┌────────

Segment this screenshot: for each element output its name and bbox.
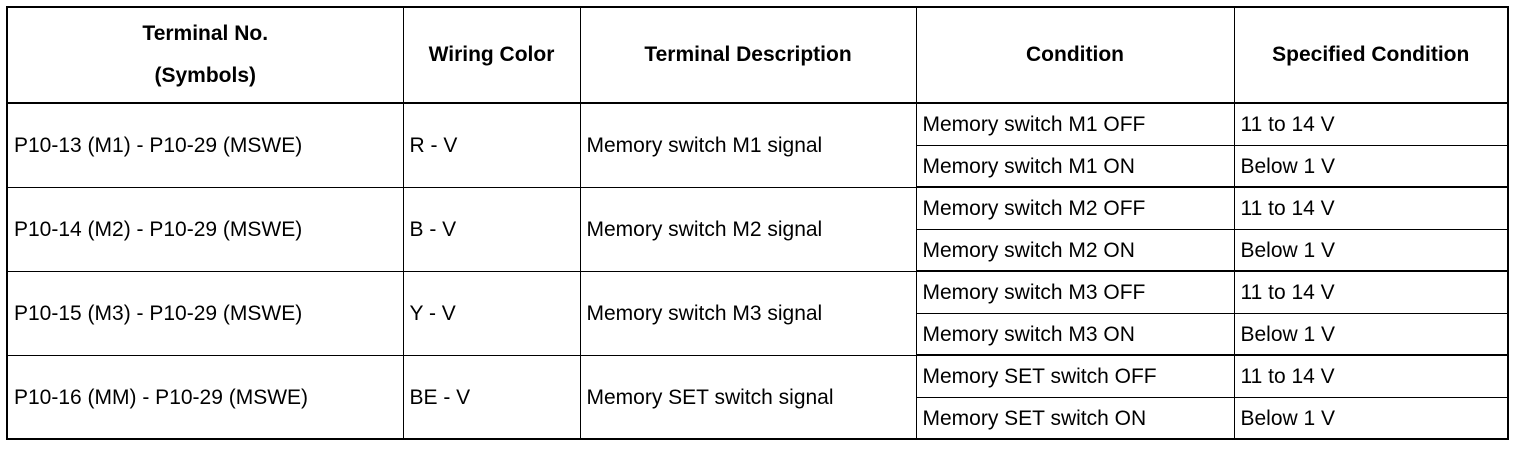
specified-condition-cell: Below 1 V: [1233, 228, 1509, 272]
specified-condition-cell: Below 1 V: [1233, 312, 1509, 356]
description-cell: Memory SET switch signal: [579, 354, 917, 440]
header-specified-condition: Specified Condition: [1233, 6, 1509, 104]
description-cell: Memory switch M2 signal: [579, 186, 917, 272]
description-cell: Memory switch M3 signal: [579, 270, 917, 356]
header-terminal-no-label: Terminal No.: [142, 22, 269, 45]
condition-cell: Memory switch M3 OFF: [915, 270, 1235, 314]
header-wiring-color: Wiring Color: [402, 6, 581, 104]
table-row: P10-15 (M3) - P10-29 (MSWE) Y - V Memory…: [6, 270, 1509, 356]
wiring-color-cell: R - V: [402, 102, 581, 188]
specified-condition-cell: Below 1 V: [1233, 144, 1509, 188]
header-terminal-no: Terminal No. (Symbols): [6, 6, 404, 104]
table-row: P10-14 (M2) - P10-29 (MSWE) B - V Memory…: [6, 186, 1509, 272]
terminal-spec-table: Terminal No. (Symbols) Wiring Color Term…: [6, 6, 1509, 440]
condition-cell: Memory SET switch ON: [915, 396, 1235, 440]
condition-cell: Memory switch M2 OFF: [915, 186, 1235, 230]
header-row: Terminal No. (Symbols) Wiring Color Term…: [6, 6, 1509, 104]
terminal-cell: P10-16 (MM) - P10-29 (MSWE): [6, 354, 404, 440]
condition-cell: Memory switch M2 ON: [915, 228, 1235, 272]
wiring-color-cell: Y - V: [402, 270, 581, 356]
header-terminal-description: Terminal Description: [579, 6, 917, 104]
condition-cell: Memory switch M1 OFF: [915, 102, 1235, 146]
specified-condition-cell: Below 1 V: [1233, 396, 1509, 440]
specified-condition-cell: 11 to 14 V: [1233, 270, 1509, 314]
condition-cell: Memory SET switch OFF: [915, 354, 1235, 398]
header-condition: Condition: [915, 6, 1235, 104]
condition-cell: Memory switch M3 ON: [915, 312, 1235, 356]
description-cell: Memory switch M1 signal: [579, 102, 917, 188]
table-header: Terminal No. (Symbols) Wiring Color Term…: [6, 6, 1509, 104]
table-row: Memory switch M3 ON Below 1 V: [7, 312, 1509, 356]
table-body: P10-13 (M1) - P10-29 (MSWE) R - V Memory…: [6, 102, 1509, 440]
table-row: Memory switch M2 ON Below 1 V: [7, 228, 1509, 272]
terminal-cell: P10-15 (M3) - P10-29 (MSWE): [6, 270, 404, 356]
specified-condition-cell: 11 to 14 V: [1233, 102, 1509, 146]
wiring-color-cell: B - V: [402, 186, 581, 272]
table-row: Memory SET switch ON Below 1 V: [7, 396, 1509, 440]
terminal-cell: P10-13 (M1) - P10-29 (MSWE): [6, 102, 404, 188]
terminal-cell: P10-14 (M2) - P10-29 (MSWE): [6, 186, 404, 272]
condition-cell: Memory switch M1 ON: [915, 144, 1235, 188]
specified-condition-cell: 11 to 14 V: [1233, 186, 1509, 230]
specified-condition-cell: 11 to 14 V: [1233, 354, 1509, 398]
wiring-color-cell: BE - V: [402, 354, 581, 440]
table-row: P10-16 (MM) - P10-29 (MSWE) BE - V Memor…: [6, 354, 1509, 440]
table-row: P10-13 (M1) - P10-29 (MSWE) R - V Memory…: [6, 102, 1509, 188]
table-row: Memory switch M1 ON Below 1 V: [7, 144, 1509, 188]
header-symbols-label: (Symbols): [154, 64, 256, 87]
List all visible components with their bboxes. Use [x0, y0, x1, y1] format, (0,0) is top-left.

└────────

▸ **What is being asked**:
Copy every line of the entries above word for word, omitting the pictures.

▸ **Task result**:
Segment this screenshot: for each element output its name and bbox.
specified-condition-cell: Below 1 V: [1233, 228, 1509, 272]
specified-condition-cell: Below 1 V: [1233, 312, 1509, 356]
description-cell: Memory SET switch signal: [579, 354, 917, 440]
header-specified-condition: Specified Condition: [1233, 6, 1509, 104]
description-cell: Memory switch M2 signal: [579, 186, 917, 272]
description-cell: Memory switch M3 signal: [579, 270, 917, 356]
header-terminal-no-label: Terminal No.: [142, 22, 269, 45]
condition-cell: Memory switch M3 OFF: [915, 270, 1235, 314]
header-wiring-color: Wiring Color: [402, 6, 581, 104]
table-row: P10-15 (M3) - P10-29 (MSWE) Y - V Memory…: [6, 270, 1509, 356]
wiring-color-cell: R - V: [402, 102, 581, 188]
specified-condition-cell: Below 1 V: [1233, 144, 1509, 188]
header-terminal-no: Terminal No. (Symbols): [6, 6, 404, 104]
table-row: P10-14 (M2) - P10-29 (MSWE) B - V Memory…: [6, 186, 1509, 272]
terminal-spec-table: Terminal No. (Symbols) Wiring Color Term…: [6, 6, 1509, 440]
condition-cell: Memory SET switch ON: [915, 396, 1235, 440]
condition-cell: Memory switch M2 OFF: [915, 186, 1235, 230]
header-row: Terminal No. (Symbols) Wiring Color Term…: [6, 6, 1509, 104]
terminal-cell: P10-16 (MM) - P10-29 (MSWE): [6, 354, 404, 440]
condition-cell: Memory switch M2 ON: [915, 228, 1235, 272]
wiring-color-cell: Y - V: [402, 270, 581, 356]
header-terminal-description: Terminal Description: [579, 6, 917, 104]
condition-cell: Memory switch M1 OFF: [915, 102, 1235, 146]
specified-condition-cell: Below 1 V: [1233, 396, 1509, 440]
specified-condition-cell: 11 to 14 V: [1233, 270, 1509, 314]
condition-cell: Memory SET switch OFF: [915, 354, 1235, 398]
header-condition: Condition: [915, 6, 1235, 104]
condition-cell: Memory switch M3 ON: [915, 312, 1235, 356]
description-cell: Memory switch M1 signal: [579, 102, 917, 188]
table-header: Terminal No. (Symbols) Wiring Color Term…: [6, 6, 1509, 104]
table-row: Memory switch M3 ON Below 1 V: [7, 312, 1509, 356]
table-body: P10-13 (M1) - P10-29 (MSWE) R - V Memory…: [6, 102, 1509, 440]
table-row: Memory switch M2 ON Below 1 V: [7, 228, 1509, 272]
terminal-cell: P10-15 (M3) - P10-29 (MSWE): [6, 270, 404, 356]
specified-condition-cell: 11 to 14 V: [1233, 102, 1509, 146]
wiring-color-cell: B - V: [402, 186, 581, 272]
table-row: Memory SET switch ON Below 1 V: [7, 396, 1509, 440]
terminal-cell: P10-13 (M1) - P10-29 (MSWE): [6, 102, 404, 188]
terminal-cell: P10-14 (M2) - P10-29 (MSWE): [6, 186, 404, 272]
condition-cell: Memory switch M1 ON: [915, 144, 1235, 188]
specified-condition-cell: 11 to 14 V: [1233, 186, 1509, 230]
specified-condition-cell: 11 to 14 V: [1233, 354, 1509, 398]
wiring-color-cell: BE - V: [402, 354, 581, 440]
table-row: P10-16 (MM) - P10-29 (MSWE) BE - V Memor…: [6, 354, 1509, 440]
table-row: P10-13 (M1) - P10-29 (MSWE) R - V Memory…: [6, 102, 1509, 188]
table-row: Memory switch M1 ON Below 1 V: [7, 144, 1509, 188]
header-symbols-label: (Symbols): [154, 64, 256, 87]
List all visible components with their bboxes. Use [x0, y0, x1, y1] format, (0,0) is top-left.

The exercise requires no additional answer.